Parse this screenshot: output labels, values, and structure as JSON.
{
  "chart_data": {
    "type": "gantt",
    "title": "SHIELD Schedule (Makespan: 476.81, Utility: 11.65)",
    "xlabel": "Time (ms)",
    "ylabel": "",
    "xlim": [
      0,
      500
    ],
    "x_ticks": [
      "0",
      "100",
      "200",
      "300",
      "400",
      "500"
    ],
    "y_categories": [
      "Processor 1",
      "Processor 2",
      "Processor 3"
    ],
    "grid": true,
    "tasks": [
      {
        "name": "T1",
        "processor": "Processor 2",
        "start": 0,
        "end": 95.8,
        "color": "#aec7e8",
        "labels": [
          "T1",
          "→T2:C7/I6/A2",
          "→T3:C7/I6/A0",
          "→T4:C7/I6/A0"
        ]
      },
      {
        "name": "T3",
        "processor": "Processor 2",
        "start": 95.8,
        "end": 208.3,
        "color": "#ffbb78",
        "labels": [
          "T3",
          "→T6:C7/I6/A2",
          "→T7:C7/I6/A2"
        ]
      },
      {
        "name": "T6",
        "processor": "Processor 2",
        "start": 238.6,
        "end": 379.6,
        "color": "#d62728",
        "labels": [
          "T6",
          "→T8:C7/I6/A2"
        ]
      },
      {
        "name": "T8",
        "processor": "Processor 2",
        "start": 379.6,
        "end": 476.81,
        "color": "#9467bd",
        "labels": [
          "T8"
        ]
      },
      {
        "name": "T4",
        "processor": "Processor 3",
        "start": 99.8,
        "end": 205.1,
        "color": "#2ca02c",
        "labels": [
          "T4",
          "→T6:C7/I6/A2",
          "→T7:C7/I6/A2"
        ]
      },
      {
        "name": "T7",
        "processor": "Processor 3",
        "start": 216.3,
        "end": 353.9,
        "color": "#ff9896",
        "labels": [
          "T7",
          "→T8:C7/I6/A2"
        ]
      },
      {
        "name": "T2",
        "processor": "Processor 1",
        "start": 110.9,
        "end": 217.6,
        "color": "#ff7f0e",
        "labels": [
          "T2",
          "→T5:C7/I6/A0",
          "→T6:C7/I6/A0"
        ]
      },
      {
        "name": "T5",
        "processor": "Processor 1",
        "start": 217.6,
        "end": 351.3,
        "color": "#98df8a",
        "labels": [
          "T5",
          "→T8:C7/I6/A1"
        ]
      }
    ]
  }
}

--

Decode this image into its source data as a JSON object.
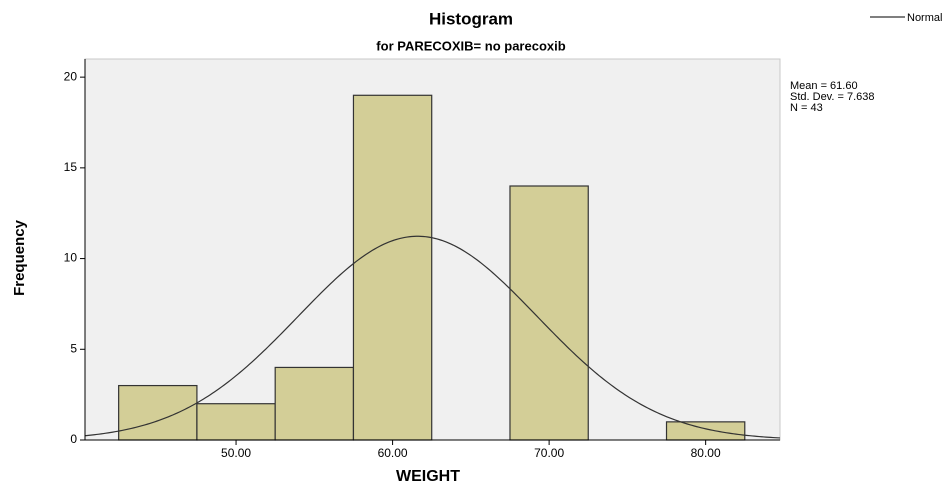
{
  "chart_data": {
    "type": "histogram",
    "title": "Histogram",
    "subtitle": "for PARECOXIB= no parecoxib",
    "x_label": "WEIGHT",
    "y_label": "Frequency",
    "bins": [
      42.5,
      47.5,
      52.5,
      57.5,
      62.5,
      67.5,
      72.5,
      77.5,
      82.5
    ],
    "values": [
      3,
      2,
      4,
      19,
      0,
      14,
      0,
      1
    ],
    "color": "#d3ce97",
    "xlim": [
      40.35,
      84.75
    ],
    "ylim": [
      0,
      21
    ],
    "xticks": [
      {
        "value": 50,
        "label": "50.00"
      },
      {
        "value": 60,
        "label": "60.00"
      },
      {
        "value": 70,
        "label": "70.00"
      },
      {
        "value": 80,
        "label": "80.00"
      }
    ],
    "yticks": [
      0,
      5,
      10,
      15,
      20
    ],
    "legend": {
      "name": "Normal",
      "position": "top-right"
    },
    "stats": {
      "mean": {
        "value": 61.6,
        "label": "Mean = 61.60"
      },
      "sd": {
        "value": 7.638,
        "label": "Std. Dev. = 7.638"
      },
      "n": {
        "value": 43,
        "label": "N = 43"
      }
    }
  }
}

...

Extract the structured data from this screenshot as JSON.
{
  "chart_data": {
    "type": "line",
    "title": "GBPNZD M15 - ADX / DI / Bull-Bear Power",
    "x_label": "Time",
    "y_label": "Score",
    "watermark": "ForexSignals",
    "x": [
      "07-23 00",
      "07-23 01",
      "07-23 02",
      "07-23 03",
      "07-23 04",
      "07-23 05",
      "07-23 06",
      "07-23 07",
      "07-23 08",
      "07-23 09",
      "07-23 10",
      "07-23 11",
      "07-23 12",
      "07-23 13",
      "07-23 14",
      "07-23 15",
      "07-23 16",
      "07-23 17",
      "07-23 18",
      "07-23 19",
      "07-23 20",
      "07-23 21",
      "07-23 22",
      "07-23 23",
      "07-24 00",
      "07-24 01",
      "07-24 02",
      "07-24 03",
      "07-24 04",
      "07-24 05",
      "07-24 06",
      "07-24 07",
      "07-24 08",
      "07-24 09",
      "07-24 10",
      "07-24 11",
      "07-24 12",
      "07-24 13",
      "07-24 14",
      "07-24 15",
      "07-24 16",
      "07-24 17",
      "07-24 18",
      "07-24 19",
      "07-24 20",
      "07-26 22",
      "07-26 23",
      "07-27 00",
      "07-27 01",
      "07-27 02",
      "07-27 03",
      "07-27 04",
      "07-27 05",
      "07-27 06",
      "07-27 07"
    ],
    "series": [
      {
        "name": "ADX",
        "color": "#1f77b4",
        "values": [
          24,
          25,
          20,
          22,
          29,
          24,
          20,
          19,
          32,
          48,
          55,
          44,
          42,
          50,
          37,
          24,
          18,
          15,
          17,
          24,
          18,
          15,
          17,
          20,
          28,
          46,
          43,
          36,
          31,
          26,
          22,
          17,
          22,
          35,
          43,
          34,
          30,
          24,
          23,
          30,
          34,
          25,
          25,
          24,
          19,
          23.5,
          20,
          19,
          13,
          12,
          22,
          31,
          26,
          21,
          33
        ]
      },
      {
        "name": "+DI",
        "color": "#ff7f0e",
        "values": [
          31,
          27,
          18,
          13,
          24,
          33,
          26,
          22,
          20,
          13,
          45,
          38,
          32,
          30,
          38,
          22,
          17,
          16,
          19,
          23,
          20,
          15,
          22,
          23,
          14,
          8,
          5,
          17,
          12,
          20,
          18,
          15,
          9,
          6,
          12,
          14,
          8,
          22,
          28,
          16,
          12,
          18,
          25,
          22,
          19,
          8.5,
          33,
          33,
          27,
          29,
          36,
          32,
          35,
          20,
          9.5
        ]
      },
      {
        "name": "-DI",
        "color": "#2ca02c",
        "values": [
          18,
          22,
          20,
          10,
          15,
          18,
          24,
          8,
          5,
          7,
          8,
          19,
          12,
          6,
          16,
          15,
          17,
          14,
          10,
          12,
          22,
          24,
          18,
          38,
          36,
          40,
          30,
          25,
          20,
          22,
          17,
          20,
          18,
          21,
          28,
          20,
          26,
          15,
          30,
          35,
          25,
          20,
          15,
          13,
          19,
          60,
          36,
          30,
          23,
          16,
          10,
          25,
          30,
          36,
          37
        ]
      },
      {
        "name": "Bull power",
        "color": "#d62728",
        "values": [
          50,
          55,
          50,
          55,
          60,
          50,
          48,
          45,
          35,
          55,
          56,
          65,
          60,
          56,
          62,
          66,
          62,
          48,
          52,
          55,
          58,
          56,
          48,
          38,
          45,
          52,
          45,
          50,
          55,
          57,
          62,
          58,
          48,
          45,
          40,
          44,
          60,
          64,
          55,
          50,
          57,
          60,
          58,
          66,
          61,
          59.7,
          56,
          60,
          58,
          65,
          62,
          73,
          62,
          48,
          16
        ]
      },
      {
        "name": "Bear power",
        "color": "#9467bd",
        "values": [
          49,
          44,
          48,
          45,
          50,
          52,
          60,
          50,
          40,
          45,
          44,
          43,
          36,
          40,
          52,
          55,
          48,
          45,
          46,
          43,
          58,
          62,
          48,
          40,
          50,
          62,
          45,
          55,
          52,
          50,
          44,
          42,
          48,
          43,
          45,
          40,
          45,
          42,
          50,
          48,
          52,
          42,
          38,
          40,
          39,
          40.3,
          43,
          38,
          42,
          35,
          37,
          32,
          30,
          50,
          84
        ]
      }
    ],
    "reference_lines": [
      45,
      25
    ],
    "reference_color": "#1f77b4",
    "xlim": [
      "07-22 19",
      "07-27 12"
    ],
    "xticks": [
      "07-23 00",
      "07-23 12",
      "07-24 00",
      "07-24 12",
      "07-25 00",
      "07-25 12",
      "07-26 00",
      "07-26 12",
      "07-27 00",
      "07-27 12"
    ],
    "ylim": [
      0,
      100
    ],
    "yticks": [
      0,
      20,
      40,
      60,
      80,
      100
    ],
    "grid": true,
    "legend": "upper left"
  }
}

§ **WORK TO COMPLETE**
Read through the lines above and collect those that contain the string "type".

§ **SOLUTION TO THIS EXERCISE**
    "type": "gantt",
    "type": "histogram",
    "type": "line",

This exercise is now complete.